SHORT TASK:
Pick out every line in the data below that holds "қандай".

ENTRIES:
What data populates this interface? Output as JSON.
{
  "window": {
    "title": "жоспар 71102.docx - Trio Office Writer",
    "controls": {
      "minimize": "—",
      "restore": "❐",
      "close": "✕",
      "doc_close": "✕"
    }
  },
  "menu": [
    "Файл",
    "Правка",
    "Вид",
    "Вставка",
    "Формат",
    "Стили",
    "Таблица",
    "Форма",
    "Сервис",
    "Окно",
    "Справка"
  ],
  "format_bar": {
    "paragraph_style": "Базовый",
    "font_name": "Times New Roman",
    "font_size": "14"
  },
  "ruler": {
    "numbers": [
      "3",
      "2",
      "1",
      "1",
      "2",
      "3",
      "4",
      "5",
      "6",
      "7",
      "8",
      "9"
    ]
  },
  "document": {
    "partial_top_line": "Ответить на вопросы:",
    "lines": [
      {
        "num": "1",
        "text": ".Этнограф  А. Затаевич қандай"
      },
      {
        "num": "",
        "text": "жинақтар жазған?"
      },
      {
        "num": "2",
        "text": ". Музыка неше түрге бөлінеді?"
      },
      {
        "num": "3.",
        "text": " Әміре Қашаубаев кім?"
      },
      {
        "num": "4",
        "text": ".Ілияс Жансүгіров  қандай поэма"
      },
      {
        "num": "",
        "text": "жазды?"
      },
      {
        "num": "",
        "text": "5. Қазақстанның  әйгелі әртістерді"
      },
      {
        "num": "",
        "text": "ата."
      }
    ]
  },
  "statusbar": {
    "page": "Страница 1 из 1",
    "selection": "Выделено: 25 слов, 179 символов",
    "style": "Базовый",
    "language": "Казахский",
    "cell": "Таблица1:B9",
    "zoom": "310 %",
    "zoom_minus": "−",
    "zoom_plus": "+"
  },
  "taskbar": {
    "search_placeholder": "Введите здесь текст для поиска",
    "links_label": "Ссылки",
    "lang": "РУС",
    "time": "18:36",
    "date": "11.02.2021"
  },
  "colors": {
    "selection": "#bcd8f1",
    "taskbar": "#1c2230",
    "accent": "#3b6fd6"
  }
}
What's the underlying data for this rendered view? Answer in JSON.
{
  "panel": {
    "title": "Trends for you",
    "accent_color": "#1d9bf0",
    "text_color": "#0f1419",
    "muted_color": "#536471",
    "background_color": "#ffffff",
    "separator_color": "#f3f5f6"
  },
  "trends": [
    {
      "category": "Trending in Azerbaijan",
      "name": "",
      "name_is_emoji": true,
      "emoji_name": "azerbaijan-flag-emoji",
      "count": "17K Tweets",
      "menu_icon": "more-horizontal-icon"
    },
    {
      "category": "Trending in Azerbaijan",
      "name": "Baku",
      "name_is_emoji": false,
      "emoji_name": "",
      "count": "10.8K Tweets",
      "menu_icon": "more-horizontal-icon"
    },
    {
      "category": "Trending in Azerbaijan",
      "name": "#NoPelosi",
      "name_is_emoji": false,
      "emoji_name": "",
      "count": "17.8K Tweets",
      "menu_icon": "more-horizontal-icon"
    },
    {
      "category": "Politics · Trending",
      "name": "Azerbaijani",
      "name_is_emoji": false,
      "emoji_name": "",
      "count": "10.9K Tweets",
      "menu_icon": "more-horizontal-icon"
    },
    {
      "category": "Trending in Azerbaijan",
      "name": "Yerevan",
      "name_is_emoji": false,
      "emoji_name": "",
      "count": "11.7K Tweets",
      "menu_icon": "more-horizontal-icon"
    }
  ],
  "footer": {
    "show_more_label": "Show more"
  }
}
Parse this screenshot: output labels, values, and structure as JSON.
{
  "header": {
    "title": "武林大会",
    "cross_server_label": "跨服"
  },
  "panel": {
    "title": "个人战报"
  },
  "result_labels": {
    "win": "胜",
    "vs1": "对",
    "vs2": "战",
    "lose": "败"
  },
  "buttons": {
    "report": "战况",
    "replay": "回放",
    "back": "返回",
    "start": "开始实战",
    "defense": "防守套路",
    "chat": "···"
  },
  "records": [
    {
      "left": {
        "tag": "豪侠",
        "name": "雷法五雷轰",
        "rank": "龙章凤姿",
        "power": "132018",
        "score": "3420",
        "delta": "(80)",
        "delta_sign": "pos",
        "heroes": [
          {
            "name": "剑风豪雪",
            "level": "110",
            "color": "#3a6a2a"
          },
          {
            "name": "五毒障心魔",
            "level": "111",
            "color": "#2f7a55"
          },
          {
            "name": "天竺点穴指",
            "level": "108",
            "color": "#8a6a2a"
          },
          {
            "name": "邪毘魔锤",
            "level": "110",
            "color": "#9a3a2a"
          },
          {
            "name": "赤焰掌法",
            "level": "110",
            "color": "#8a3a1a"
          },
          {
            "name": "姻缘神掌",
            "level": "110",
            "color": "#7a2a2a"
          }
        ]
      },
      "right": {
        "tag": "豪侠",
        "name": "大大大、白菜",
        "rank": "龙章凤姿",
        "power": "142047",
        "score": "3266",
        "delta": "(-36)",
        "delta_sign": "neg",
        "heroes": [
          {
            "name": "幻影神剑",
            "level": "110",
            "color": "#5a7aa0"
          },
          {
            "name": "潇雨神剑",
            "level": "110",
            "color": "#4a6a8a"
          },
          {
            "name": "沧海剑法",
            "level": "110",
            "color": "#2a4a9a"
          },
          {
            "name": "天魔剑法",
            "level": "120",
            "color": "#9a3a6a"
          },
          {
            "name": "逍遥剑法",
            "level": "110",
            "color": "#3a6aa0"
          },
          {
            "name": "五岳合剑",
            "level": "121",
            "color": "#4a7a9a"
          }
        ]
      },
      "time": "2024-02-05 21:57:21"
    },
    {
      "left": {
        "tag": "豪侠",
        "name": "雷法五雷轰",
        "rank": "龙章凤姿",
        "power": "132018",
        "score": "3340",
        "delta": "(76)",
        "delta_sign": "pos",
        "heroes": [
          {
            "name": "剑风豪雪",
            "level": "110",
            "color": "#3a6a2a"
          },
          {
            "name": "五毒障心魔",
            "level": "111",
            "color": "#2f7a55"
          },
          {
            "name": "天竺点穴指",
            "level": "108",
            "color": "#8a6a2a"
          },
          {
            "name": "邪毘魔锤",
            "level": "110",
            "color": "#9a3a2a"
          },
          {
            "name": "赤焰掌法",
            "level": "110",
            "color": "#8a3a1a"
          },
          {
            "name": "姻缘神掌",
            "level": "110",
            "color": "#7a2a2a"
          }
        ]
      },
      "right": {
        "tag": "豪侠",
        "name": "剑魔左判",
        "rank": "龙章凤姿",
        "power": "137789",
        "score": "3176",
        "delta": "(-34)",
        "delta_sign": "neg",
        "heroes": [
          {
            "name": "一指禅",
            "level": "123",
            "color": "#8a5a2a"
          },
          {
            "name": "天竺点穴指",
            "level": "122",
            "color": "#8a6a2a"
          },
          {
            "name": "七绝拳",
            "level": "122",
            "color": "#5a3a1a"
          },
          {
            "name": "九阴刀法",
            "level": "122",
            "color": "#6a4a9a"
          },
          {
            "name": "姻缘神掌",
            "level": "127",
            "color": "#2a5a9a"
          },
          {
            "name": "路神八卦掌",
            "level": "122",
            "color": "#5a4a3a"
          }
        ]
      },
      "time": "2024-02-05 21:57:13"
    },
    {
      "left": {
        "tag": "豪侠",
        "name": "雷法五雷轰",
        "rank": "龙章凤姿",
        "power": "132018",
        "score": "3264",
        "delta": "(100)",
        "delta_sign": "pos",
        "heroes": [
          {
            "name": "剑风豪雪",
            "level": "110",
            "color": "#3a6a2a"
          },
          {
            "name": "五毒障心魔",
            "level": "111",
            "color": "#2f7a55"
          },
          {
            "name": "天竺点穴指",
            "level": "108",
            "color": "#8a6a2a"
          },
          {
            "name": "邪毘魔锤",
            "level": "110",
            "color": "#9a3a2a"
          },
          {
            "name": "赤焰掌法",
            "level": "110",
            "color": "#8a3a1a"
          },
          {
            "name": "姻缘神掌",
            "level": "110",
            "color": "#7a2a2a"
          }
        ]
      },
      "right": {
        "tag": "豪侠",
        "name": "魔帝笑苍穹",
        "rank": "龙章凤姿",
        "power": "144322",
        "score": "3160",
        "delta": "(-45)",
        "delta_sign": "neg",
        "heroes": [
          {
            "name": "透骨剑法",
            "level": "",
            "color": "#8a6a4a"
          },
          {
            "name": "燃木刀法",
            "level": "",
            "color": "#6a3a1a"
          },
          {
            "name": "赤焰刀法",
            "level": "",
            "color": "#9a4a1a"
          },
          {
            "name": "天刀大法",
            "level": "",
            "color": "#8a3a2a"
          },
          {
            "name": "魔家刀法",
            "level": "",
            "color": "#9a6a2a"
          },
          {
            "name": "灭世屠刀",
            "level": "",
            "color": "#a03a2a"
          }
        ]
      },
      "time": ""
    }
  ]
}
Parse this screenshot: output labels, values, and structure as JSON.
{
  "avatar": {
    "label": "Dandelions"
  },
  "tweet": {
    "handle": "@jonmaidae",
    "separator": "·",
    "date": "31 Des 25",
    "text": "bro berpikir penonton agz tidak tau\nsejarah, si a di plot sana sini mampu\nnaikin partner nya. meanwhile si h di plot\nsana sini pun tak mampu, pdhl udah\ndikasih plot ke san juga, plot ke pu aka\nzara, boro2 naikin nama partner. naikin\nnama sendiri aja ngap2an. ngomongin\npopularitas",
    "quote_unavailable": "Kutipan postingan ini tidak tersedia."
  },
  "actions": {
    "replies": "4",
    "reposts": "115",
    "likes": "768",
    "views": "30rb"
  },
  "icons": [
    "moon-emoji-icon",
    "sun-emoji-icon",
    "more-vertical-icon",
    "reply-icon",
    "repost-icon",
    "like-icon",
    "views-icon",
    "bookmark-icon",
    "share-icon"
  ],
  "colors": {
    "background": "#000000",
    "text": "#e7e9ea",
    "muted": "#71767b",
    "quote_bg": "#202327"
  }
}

SOLVED PROBLEM:
        "text": ".Этнограф  А. Затаевич қандай"
        "text": ".Ілияс Жансүгіров  қандай поэма"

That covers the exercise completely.